Find the lines that hold the word "thumbnail" and return them.

── DATA RECORDS ──

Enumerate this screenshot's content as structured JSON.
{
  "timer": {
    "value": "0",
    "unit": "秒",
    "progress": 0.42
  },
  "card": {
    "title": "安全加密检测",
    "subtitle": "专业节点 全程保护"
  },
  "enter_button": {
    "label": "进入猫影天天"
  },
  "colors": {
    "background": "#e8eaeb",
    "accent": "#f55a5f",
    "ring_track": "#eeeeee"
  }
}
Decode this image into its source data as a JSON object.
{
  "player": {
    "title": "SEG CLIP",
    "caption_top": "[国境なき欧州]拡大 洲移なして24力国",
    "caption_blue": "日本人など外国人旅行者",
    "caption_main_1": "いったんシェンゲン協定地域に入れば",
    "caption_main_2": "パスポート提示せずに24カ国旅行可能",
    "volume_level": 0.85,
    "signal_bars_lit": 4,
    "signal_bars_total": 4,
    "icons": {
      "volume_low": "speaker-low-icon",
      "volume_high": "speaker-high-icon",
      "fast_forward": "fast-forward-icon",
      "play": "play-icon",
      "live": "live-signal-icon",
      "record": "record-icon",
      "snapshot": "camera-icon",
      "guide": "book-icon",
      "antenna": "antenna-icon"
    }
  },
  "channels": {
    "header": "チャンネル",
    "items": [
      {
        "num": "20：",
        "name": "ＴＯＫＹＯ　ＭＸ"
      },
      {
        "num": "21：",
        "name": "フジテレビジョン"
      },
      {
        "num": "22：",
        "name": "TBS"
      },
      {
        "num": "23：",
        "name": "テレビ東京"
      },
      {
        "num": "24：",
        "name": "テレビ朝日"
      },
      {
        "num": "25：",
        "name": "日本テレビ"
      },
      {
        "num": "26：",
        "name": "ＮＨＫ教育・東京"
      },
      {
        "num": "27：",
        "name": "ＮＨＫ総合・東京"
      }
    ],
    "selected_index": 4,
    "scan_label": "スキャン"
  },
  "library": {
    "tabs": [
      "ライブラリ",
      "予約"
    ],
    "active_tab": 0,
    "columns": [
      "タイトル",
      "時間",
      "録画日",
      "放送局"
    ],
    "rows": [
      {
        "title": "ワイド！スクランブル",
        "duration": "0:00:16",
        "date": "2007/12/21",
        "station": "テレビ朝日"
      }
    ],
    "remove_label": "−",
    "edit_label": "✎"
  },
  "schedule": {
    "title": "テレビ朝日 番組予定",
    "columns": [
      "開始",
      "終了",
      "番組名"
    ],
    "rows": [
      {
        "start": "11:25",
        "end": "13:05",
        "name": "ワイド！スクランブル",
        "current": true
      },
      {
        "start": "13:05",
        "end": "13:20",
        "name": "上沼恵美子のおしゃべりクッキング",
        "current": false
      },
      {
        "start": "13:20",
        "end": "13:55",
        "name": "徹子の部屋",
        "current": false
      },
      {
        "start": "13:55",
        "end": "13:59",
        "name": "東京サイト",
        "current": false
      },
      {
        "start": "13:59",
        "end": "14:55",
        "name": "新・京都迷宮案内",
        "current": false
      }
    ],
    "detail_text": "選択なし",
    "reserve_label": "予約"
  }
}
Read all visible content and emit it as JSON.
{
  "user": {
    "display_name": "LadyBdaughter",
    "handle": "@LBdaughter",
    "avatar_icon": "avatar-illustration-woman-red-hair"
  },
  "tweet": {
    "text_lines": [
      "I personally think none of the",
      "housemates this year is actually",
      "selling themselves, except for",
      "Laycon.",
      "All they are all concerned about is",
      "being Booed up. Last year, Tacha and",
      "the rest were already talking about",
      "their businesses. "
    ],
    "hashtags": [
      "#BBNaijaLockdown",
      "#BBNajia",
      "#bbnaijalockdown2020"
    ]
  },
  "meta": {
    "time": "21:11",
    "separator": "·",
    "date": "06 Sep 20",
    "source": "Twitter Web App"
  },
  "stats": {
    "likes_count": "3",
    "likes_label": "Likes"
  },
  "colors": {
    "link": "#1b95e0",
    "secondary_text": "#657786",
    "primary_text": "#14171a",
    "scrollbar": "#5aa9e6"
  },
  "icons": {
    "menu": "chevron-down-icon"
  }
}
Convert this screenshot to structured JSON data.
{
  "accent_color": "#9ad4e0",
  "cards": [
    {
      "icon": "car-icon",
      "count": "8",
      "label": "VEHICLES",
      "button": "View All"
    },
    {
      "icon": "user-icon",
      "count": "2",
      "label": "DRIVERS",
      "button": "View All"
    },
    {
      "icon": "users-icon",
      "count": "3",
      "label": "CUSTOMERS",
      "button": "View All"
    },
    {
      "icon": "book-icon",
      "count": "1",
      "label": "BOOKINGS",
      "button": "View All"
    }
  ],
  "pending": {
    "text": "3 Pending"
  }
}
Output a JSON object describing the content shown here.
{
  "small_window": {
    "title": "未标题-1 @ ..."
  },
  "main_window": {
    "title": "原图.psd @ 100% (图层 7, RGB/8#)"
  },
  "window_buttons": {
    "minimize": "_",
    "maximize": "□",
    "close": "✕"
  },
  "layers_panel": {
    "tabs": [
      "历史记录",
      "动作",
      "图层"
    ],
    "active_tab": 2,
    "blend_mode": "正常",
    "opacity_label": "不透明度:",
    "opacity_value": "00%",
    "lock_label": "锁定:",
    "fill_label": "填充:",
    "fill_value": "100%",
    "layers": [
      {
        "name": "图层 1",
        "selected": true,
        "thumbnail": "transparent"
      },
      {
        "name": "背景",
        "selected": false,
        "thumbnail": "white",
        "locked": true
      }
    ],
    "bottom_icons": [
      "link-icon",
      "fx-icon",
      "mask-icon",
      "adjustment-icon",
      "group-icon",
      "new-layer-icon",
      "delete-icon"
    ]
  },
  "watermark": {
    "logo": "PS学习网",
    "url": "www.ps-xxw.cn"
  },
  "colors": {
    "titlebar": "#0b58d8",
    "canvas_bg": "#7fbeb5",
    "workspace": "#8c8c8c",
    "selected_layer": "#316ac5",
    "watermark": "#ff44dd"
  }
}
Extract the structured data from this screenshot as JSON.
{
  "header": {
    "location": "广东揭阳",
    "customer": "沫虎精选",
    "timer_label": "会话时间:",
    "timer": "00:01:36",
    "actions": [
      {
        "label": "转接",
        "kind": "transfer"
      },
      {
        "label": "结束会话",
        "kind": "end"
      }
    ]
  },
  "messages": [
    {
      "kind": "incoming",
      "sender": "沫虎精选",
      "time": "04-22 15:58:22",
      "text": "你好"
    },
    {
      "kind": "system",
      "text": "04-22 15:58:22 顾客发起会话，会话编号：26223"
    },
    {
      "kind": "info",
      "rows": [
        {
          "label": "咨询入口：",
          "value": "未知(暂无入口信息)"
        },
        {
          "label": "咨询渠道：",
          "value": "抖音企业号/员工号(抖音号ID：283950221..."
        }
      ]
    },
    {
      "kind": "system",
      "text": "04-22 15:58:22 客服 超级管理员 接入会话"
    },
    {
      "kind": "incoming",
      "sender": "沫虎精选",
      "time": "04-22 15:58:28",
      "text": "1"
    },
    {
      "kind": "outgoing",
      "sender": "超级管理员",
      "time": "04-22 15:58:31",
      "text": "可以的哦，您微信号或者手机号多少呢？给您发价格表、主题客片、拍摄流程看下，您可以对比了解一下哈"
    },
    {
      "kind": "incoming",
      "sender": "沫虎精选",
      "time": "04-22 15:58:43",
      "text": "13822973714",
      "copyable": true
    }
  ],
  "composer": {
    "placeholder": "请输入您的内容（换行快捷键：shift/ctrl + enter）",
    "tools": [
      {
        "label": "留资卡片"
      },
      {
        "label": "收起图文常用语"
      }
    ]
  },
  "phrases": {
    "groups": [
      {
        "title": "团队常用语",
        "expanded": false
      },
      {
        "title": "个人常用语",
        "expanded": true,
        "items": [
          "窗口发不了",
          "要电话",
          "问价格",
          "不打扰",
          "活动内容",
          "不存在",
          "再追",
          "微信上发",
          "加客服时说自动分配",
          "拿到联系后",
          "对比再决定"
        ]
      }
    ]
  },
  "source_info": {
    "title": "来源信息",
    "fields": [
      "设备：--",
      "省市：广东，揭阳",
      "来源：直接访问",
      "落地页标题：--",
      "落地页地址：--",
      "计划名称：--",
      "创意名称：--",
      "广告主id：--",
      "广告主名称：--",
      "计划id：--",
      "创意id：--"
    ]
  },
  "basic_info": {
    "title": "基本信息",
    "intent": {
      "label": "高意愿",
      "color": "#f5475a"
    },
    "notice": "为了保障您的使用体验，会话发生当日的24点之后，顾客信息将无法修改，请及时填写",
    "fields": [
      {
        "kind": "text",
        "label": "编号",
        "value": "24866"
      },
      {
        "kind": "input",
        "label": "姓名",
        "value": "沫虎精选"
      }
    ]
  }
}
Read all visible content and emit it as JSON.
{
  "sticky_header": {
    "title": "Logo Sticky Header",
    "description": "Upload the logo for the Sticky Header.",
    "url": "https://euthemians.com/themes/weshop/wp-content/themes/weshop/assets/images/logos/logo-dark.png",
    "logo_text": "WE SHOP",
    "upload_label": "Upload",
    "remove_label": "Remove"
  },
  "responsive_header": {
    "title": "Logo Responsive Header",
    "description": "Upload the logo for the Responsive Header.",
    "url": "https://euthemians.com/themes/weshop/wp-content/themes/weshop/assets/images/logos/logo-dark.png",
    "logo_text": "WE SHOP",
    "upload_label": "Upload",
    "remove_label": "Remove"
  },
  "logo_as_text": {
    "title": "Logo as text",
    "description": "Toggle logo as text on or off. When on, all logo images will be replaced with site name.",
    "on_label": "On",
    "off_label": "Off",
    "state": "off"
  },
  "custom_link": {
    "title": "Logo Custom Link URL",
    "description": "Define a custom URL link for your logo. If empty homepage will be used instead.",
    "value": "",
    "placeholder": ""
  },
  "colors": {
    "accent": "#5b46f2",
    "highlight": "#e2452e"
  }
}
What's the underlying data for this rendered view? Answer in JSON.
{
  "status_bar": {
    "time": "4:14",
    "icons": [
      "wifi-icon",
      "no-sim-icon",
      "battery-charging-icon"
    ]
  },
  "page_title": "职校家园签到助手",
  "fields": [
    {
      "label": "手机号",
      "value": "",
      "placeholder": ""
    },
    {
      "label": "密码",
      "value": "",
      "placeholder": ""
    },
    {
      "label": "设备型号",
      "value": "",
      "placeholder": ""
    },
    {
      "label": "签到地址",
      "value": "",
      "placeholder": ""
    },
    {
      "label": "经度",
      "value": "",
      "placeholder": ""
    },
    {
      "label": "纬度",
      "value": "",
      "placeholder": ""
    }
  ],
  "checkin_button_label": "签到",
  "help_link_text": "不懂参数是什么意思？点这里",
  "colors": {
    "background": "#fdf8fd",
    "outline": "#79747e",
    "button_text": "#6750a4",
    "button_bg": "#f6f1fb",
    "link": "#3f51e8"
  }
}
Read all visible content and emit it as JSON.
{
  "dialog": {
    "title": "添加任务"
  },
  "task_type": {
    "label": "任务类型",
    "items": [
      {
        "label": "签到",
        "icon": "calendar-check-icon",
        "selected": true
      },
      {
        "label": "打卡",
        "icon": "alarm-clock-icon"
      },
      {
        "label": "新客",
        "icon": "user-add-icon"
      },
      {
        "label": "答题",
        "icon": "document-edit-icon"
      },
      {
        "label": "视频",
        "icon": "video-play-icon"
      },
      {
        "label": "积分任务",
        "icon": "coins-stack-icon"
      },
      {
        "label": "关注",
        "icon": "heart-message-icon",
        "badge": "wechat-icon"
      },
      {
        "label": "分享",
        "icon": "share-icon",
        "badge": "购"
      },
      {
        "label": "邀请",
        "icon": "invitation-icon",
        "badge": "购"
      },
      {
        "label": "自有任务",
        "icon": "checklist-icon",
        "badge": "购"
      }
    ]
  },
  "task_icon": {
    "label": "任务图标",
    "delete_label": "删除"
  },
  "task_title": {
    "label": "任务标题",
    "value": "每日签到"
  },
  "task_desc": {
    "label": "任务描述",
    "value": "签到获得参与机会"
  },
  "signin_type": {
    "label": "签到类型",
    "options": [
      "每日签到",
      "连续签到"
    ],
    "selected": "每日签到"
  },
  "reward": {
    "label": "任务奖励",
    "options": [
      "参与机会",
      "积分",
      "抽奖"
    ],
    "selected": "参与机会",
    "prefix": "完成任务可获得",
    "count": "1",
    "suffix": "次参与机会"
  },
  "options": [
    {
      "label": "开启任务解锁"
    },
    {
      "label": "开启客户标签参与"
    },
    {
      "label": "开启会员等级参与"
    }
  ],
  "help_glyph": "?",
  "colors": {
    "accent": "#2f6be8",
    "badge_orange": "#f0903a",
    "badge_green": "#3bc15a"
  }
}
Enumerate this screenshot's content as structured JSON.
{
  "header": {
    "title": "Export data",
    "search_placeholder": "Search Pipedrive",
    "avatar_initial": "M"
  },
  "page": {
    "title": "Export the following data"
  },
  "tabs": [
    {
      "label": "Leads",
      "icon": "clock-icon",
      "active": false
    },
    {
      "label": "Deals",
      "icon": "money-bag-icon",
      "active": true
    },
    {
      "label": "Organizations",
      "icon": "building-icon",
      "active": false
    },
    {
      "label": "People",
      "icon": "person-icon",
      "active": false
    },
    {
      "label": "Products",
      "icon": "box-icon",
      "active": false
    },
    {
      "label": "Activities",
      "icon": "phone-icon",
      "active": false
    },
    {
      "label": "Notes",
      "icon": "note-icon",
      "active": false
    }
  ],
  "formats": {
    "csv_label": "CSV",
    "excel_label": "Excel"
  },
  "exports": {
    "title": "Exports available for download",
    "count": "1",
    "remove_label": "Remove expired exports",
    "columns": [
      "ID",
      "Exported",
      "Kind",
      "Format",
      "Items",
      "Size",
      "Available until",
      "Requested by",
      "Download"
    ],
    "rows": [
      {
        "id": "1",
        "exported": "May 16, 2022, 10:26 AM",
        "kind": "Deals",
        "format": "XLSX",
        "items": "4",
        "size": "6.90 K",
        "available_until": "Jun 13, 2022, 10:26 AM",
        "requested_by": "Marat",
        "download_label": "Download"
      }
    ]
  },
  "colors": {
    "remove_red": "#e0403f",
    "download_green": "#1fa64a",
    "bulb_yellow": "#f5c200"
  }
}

───

◆ RESULT OF THE EXERCISE:
        "thumbnail": "transparent"
        "thumbnail": "white",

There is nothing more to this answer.